_Exercise tasks_.
1. Using the chicken birria tacos article, explain why extra oil is needed when making these tacos, in one to three sentences.
2. According to the chicken birria tacos article, which Mexican state does birria come from?
3. Continue the chicken birria tacos recipe, picking up after its last step.
[start Text extract]
Chicken birria tacos

Move over, traditional tacos, there’s a new trend in town and it’s taking the Mexican cuisine scene by storm. Introducing chicken birria tacos, the hottest sensation that’s got foodies everywhere flocking to their local taquerias. With their succulent shredded chicken filling, savory consommé dipping sauce, and perfectly toasted tortillas, these tacos are a flavor explosion like no other.

But what exactly is birria? Originating from the state of Jalisco in Mexico, birria is a slow-cooked meat dish traditionally made with goat or lamb. However, the recent rise in popularity has seen chicken become a popular alternative. The flavorful meat is marinated in a bold blend of spices, creating a delectable and complex taste that’s hard to resist.

One of the reasons behind this trend is the memorable experience that chicken birria tacos provide. The luscious and tender meat combined with the rich consommé creates a marriage of flavors that is simply irresistible. Plus, the addition of melted cheese and crunchy onions takes these tacos to the next level of indulgence.

So if you’re looking to spice up your taco game, give chicken birria tacos a try. We guarantee they’ll have you hooked from the first bite.

How To Make Chicken Birria Tacos

Ingredients needed

  • Chicken breast or thighs
  • Dried chilies (red Anaheim or guajillo, ancho & chilies de arbol)
  • Garlic
  • Onion
  • Oil
  • Spices (listed below)
  • Bay leaf
  • Chicken bouillon cube
  • Toppings (cheese, cilantro & onion)
  • Corn tortillas

Quick tips before starting for the best tacos

  • You’ll need to add extra oil because chicken is so lean. Typically, the fat is what is used to cook the tortillas in but due to a lack of fat in the chicken you’ll need to add a little bit when cooking the tortillas.
  • When picking out your chilies make sure the chilies are bendable and are brittle and breaking. That is a sign they are no good and they will lack flavor.
Chicken birria tacos

Making the chicken birria tacos in the slow cooker

  1. First, remove the stems and seed from the dried chilies. Then in a pot, add in the garlic, onion and the dried chilies. Add water then bring to a boil. Lower to a simmer and allow the the ingredients to cook 10-15 minutes to soften the onion, garlic and rehydrate the chilies.
  2. Drain the water. Place the ingredients into a blender then add clean water in and blend until smooth.
[end Text extract]
[start Data provided]
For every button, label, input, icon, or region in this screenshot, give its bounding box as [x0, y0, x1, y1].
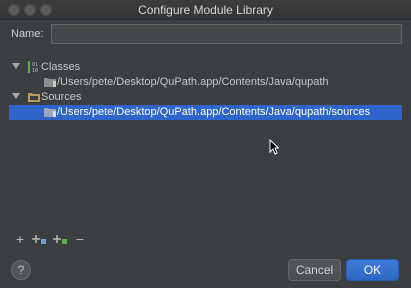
library-tree[interactable]: 01 10 Classes /Users/pete/Desktop/QuPath… — [9, 54, 402, 228]
add-sources-icon — [53, 235, 67, 244]
remove-button[interactable]: − — [72, 232, 88, 246]
folder-jar-icon — [43, 106, 57, 121]
svg-text:10: 10 — [32, 68, 38, 74]
ok-button[interactable]: OK — [346, 259, 399, 281]
tree-path-label: /Users/pete/Desktop/QuPath.app/Contents/… — [57, 106, 371, 118]
mouse-pointer-icon — [269, 138, 280, 158]
tree-path-classes[interactable]: /Users/pete/Desktop/QuPath.app/Contents/… — [9, 75, 402, 90]
tree-node-sources[interactable]: Sources — [9, 90, 402, 105]
name-label: Name: — [11, 28, 44, 40]
tree-node-label: Classes — [41, 61, 81, 73]
folder-jar-icon — [43, 76, 57, 91]
title-bar: Configure Module Library — [0, 0, 411, 20]
tree-path-sources-selected[interactable]: /Users/pete/Desktop/QuPath.app/Contents/… — [9, 105, 402, 120]
add-sources-button[interactable] — [52, 232, 68, 246]
name-input[interactable] — [51, 24, 402, 44]
sources-folder-icon — [27, 91, 41, 106]
expand-triangle-icon[interactable] — [12, 93, 20, 99]
tree-node-classes[interactable]: 01 10 Classes — [9, 60, 402, 75]
tree-path-label: /Users/pete/Desktop/QuPath.app/Contents/… — [57, 76, 329, 88]
cancel-button[interactable]: Cancel — [288, 259, 341, 281]
expand-triangle-icon[interactable] — [12, 63, 20, 69]
tree-node-label: Sources — [41, 91, 82, 103]
help-button[interactable]: ? — [11, 260, 31, 280]
add-button[interactable]: + — [12, 232, 28, 246]
add-classes-button[interactable] — [31, 232, 47, 246]
add-classes-icon — [32, 235, 46, 244]
window-title: Configure Module Library — [138, 3, 273, 17]
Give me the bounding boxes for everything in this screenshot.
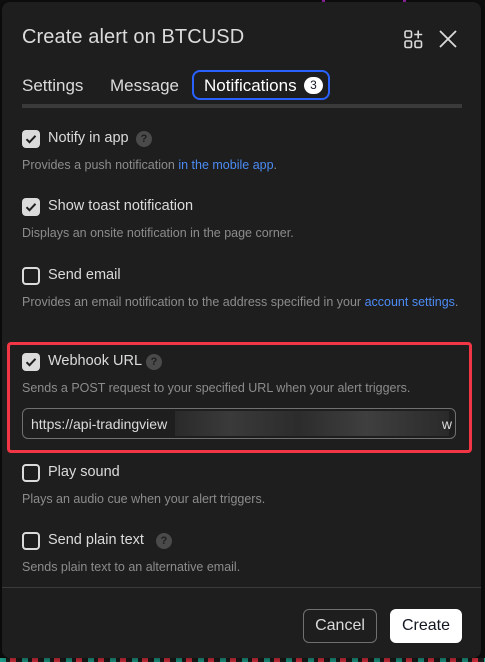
[end Data provided]
_Answers below_.
1. Chicken is very lean, so it lacks the fat that is normally used to cook the tortillas. A little extra oil has to be added to make up for that missing fat when the tortillas are cooked.

2. Birria comes from the state of Jalisco.

3.
  3. Stir in the crumbled bouillon cube, oregano and cumin.
  4. In the crockpot, add in the chicken then pour the blended ingredients over top. Toss in the bay leaf. You’ll need to add salt to taste but you can wait until the recipe is finished or do it now.
  5. Turn the crockpot on high for 4 hours.
  6. When the chicken is cooked, remove it then shred and chop the chicken.
  7. The consommé is the sauce used to cook the chicken in. Remove for serving and dipping the tortillas.
  8. In a skillet or pan on medium high heat. You’ll need high heat for the crispiness. Add a little oil into the pan then dip the tortilla in some of the consommé you put to the side. Lay flat in the pan then add cheese and the chopped chicken. Fold the tortilla over then cook both sides while the cheese melts. Remove once both sides are browned and toasted.
  9. Serve with the consommé with onions and chopped cilantro.

Frequently Asked Questions (FAQs)

Do I use corn or flour tortillas for birria tacos?

I strongly suggest going to your local Mexican restaurant and getting handmade corn tortillas from there. You could make your own but they are super cheap. The store bought corn tortillas are normally bad and stale. Flour tortillas work but flour tends to get soggy rather than stay crispy.

What’s the best cheese or what cheese to use for birria tacos?

Chicken birria tacos are great with Oaxaca cheese. It’s close to mozzarella but mozzarella lacks the smokey and salty notes in Oaxaca cheese. You can also get a pre-shredded quesadilla blend from the grocery store that works just as well.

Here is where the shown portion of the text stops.